▶ _TASK TO CARRY OUT_
Among the lines below, list those containing the string "text".
** Begin **
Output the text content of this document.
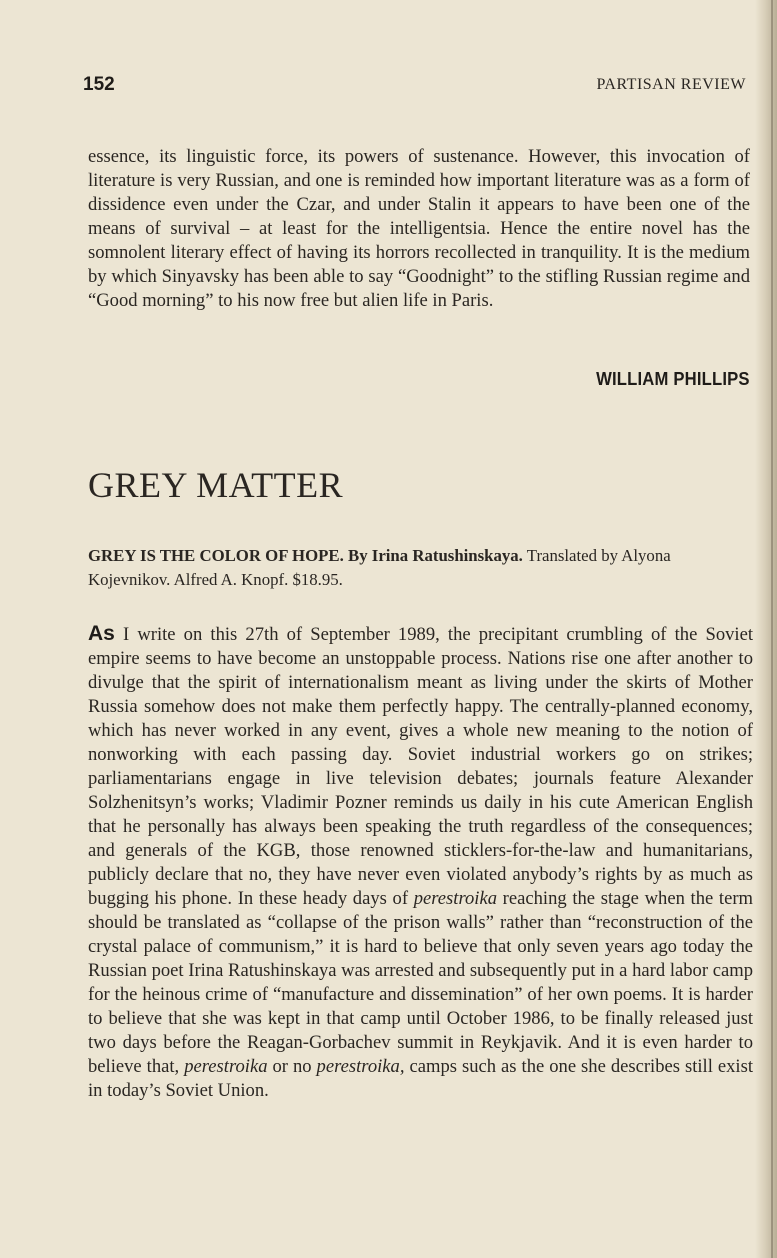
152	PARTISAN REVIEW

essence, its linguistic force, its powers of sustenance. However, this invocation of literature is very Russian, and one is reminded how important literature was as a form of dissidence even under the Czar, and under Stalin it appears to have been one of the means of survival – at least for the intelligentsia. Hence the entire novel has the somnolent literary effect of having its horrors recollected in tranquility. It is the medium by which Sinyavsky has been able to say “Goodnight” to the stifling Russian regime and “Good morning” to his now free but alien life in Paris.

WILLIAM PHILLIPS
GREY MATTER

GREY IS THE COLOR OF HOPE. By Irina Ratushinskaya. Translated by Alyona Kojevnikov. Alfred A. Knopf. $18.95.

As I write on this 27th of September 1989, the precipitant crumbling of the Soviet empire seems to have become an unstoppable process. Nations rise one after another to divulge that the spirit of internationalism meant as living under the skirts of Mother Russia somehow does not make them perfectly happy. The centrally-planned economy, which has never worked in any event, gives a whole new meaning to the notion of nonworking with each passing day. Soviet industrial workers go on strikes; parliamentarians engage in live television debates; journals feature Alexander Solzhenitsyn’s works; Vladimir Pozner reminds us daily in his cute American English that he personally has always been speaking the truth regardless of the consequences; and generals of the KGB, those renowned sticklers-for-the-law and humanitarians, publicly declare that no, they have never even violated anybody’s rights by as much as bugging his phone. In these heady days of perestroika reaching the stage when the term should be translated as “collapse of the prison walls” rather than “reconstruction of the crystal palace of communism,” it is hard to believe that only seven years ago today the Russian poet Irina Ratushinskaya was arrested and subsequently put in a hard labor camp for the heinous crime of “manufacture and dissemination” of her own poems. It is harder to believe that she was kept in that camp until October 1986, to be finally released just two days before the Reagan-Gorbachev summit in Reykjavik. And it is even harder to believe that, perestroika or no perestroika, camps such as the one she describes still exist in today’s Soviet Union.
** End **
** Begin **
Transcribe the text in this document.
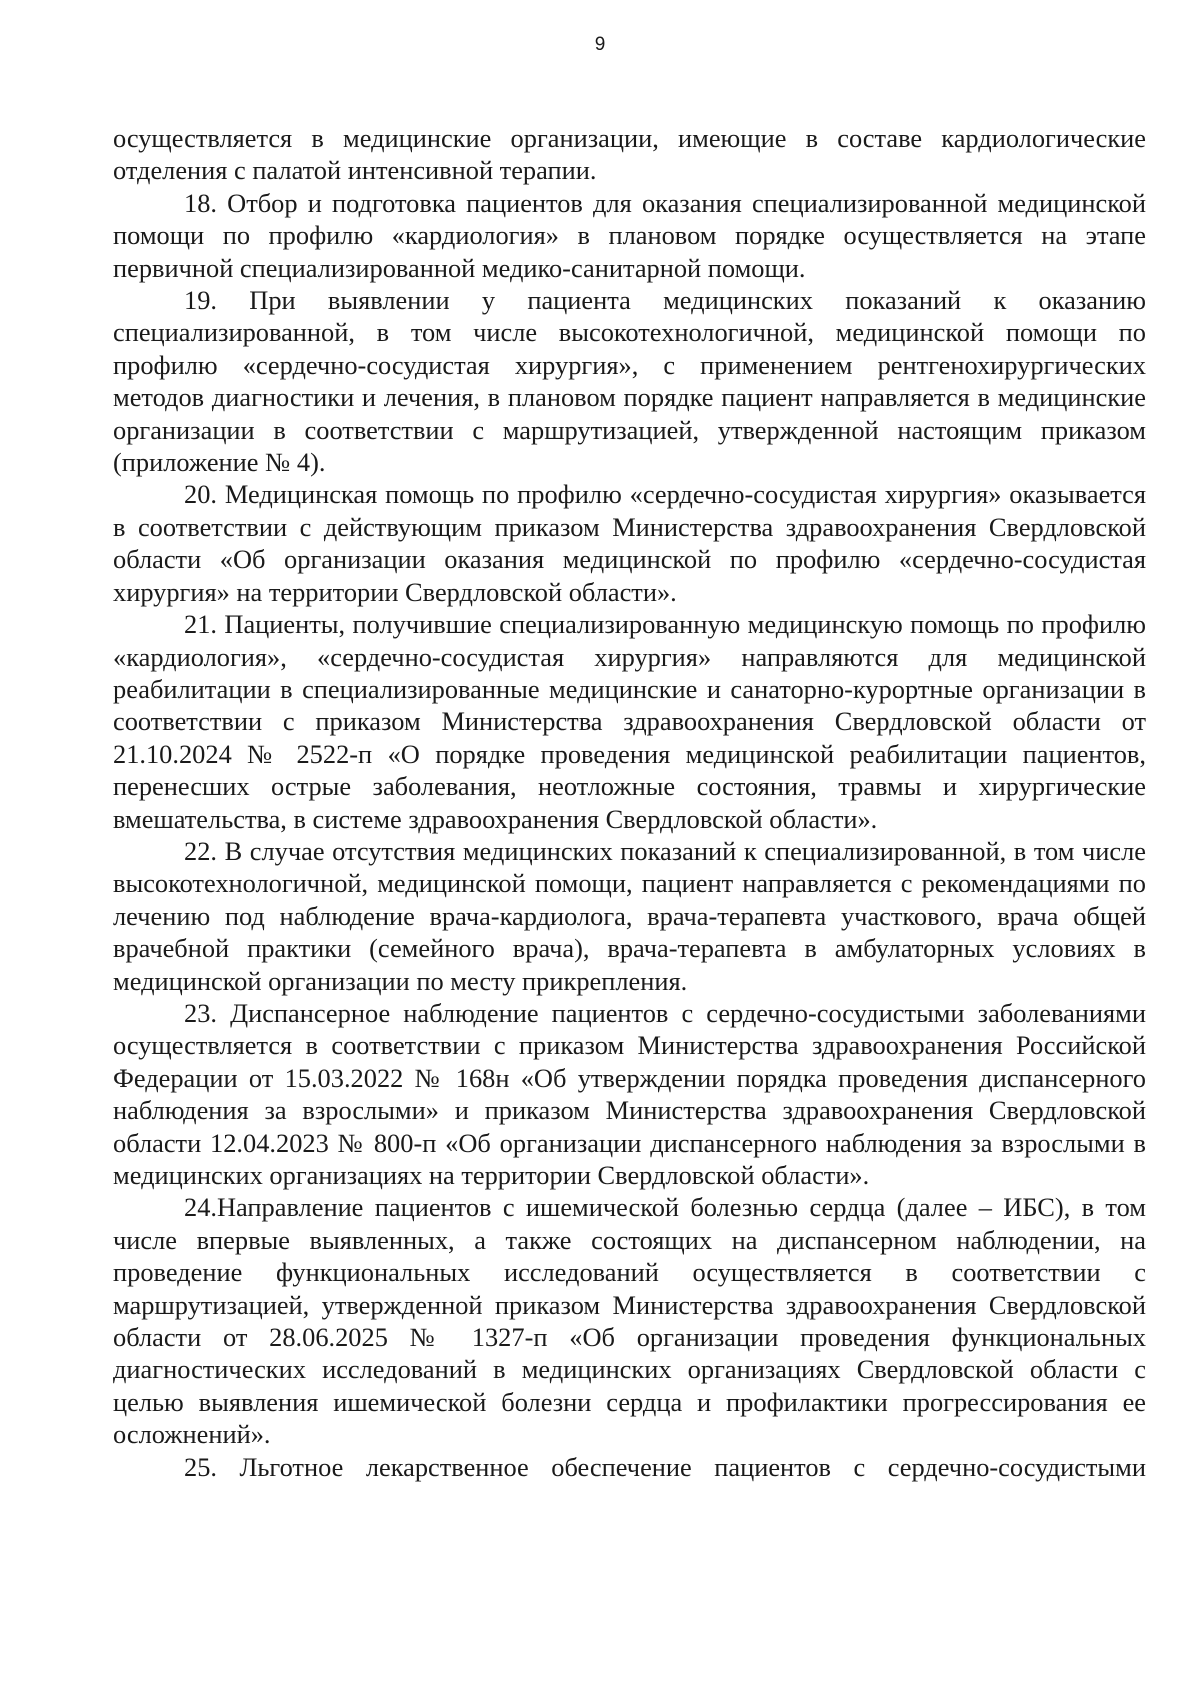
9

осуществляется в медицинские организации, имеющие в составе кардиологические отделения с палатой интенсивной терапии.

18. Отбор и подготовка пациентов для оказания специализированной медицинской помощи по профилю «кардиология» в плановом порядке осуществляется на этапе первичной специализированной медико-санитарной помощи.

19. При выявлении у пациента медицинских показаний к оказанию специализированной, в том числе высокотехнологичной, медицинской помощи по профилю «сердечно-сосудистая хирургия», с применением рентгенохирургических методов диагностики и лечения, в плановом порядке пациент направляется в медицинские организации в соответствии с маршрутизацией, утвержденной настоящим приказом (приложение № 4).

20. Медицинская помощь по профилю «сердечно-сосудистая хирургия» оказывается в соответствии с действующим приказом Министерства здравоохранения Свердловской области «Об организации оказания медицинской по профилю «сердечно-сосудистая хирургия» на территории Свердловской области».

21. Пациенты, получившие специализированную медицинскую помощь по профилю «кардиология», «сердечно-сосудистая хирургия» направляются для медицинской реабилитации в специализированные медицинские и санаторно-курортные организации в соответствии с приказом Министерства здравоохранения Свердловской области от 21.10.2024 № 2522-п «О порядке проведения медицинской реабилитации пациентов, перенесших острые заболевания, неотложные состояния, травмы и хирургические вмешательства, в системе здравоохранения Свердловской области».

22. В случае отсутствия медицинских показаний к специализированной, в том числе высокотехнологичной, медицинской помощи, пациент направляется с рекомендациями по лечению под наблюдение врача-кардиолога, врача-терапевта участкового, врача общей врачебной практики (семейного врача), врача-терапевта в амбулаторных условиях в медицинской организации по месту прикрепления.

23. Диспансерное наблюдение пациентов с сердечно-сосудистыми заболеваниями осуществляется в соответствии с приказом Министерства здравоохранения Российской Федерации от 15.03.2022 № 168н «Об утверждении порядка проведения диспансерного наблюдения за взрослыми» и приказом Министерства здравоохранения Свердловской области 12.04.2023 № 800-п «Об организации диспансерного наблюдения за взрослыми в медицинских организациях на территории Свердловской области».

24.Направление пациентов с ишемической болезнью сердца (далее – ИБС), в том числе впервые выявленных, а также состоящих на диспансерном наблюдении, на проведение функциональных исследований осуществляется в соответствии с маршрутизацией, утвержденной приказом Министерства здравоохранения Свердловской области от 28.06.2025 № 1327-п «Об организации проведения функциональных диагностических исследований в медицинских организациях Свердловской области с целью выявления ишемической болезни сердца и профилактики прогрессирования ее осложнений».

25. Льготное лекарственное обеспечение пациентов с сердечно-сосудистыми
** End **
▶ _SOLUTION FOR THIS PROBLEM_
Output the text content of this document.
Transcribe the text in this document.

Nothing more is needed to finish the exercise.